begin

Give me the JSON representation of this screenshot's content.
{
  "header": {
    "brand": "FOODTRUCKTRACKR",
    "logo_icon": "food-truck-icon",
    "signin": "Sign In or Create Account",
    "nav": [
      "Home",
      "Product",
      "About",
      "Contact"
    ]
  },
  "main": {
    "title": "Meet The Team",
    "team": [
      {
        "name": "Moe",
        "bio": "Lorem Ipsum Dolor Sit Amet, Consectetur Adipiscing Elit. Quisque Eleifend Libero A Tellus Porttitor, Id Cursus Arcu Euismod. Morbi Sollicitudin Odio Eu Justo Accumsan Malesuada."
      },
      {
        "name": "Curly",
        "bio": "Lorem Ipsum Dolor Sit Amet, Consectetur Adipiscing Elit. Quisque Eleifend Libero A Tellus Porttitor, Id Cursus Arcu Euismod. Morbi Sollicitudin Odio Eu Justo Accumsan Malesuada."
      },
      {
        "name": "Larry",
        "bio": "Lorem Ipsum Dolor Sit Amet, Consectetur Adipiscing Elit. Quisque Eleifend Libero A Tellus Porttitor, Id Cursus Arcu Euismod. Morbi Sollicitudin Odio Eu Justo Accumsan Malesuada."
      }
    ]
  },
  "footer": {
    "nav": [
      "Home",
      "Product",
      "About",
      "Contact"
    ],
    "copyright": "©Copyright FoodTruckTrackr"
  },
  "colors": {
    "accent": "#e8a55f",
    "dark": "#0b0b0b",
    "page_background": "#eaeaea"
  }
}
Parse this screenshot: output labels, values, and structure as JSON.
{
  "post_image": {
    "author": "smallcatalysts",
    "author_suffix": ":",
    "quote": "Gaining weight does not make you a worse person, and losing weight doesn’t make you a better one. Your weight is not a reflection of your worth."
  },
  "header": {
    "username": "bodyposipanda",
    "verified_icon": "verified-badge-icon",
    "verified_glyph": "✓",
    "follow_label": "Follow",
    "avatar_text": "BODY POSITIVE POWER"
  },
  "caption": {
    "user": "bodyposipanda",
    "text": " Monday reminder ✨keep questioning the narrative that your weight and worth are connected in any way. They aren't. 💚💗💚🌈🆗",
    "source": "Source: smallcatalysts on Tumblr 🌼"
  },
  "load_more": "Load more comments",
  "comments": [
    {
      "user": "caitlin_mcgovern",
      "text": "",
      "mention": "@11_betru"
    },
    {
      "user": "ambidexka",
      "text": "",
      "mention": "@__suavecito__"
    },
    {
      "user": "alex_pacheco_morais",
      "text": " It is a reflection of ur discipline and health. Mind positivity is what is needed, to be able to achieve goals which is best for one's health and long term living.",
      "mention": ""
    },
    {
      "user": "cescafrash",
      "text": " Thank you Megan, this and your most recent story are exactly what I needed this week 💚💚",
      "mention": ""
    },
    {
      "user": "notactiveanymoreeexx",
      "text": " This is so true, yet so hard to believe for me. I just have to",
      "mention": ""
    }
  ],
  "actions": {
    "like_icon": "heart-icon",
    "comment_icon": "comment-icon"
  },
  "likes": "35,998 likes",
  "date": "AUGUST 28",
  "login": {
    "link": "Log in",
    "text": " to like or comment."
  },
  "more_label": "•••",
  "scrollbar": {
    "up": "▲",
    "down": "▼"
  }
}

end

▶ [Goal]:
Set down the entries above again, word for word.

▶ [Written response]:
Give me the JSON representation of this screenshot's content.
{
  "header": {
    "brand": "FOODTRUCKTRACKR",
    "logo_icon": "food-truck-icon",
    "signin": "Sign In or Create Account",
    "nav": [
      "Home",
      "Product",
      "About",
      "Contact"
    ]
  },
  "main": {
    "title": "Meet The Team",
    "team": [
      {
        "name": "Moe",
        "bio": "Lorem Ipsum Dolor Sit Amet, Consectetur Adipiscing Elit. Quisque Eleifend Libero A Tellus Porttitor, Id Cursus Arcu Euismod. Morbi Sollicitudin Odio Eu Justo Accumsan Malesuada."
      },
      {
        "name": "Curly",
        "bio": "Lorem Ipsum Dolor Sit Amet, Consectetur Adipiscing Elit. Quisque Eleifend Libero A Tellus Porttitor, Id Cursus Arcu Euismod. Morbi Sollicitudin Odio Eu Justo Accumsan Malesuada."
      },
      {
        "name": "Larry",
        "bio": "Lorem Ipsum Dolor Sit Amet, Consectetur Adipiscing Elit. Quisque Eleifend Libero A Tellus Porttitor, Id Cursus Arcu Euismod. Morbi Sollicitudin Odio Eu Justo Accumsan Malesuada."
      }
    ]
  },
  "footer": {
    "nav": [
      "Home",
      "Product",
      "About",
      "Contact"
    ],
    "copyright": "©Copyright FoodTruckTrackr"
  },
  "colors": {
    "accent": "#e8a55f",
    "dark": "#0b0b0b",
    "page_background": "#eaeaea"
  }
}
Parse this screenshot: output labels, values, and structure as JSON.
{
  "post_image": {
    "author": "smallcatalysts",
    "author_suffix": ":",
    "quote": "Gaining weight does not make you a worse person, and losing weight doesn’t make you a better one. Your weight is not a reflection of your worth."
  },
  "header": {
    "username": "bodyposipanda",
    "verified_icon": "verified-badge-icon",
    "verified_glyph": "✓",
    "follow_label": "Follow",
    "avatar_text": "BODY POSITIVE POWER"
  },
  "caption": {
    "user": "bodyposipanda",
    "text": " Monday reminder ✨keep questioning the narrative that your weight and worth are connected in any way. They aren't. 💚💗💚🌈🆗",
    "source": "Source: smallcatalysts on Tumblr 🌼"
  },
  "load_more": "Load more comments",
  "comments": [
    {
      "user": "caitlin_mcgovern",
      "text": "",
      "mention": "@11_betru"
    },
    {
      "user": "ambidexka",
      "text": "",
      "mention": "@__suavecito__"
    },
    {
      "user": "alex_pacheco_morais",
      "text": " It is a reflection of ur discipline and health. Mind positivity is what is needed, to be able to achieve goals which is best for one's health and long term living.",
      "mention": ""
    },
    {
      "user": "cescafrash",
      "text": " Thank you Megan, this and your most recent story are exactly what I needed this week 💚💚",
      "mention": ""
    },
    {
      "user": "notactiveanymoreeexx",
      "text": " This is so true, yet so hard to believe for me. I just have to",
      "mention": ""
    }
  ],
  "actions": {
    "like_icon": "heart-icon",
    "comment_icon": "comment-icon"
  },
  "likes": "35,998 likes",
  "date": "AUGUST 28",
  "login": {
    "link": "Log in",
    "text": " to like or comment."
  },
  "more_label": "•••",
  "scrollbar": {
    "up": "▲",
    "down": "▼"
  }
}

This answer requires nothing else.